- **Challenge**: How many lines in the records below hold the string "which"? Answer with the number alone.

══ Material shown ══

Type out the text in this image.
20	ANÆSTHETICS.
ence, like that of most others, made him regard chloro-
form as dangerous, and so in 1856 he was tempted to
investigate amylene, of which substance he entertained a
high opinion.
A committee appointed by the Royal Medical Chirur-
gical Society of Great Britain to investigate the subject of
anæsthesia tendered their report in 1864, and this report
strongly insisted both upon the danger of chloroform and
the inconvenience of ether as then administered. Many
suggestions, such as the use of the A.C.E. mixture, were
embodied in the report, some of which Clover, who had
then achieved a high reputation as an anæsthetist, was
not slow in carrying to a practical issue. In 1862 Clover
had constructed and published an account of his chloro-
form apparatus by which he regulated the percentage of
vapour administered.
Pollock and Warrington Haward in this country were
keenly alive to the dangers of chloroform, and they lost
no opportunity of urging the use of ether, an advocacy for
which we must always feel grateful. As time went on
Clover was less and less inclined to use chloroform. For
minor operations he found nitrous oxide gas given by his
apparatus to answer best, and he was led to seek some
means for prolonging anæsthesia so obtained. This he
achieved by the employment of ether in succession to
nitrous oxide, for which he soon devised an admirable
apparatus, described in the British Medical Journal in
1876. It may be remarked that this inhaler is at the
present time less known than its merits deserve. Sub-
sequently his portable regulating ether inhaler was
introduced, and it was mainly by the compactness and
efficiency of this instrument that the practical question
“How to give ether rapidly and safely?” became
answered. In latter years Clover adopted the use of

═══

- **Response below**: 5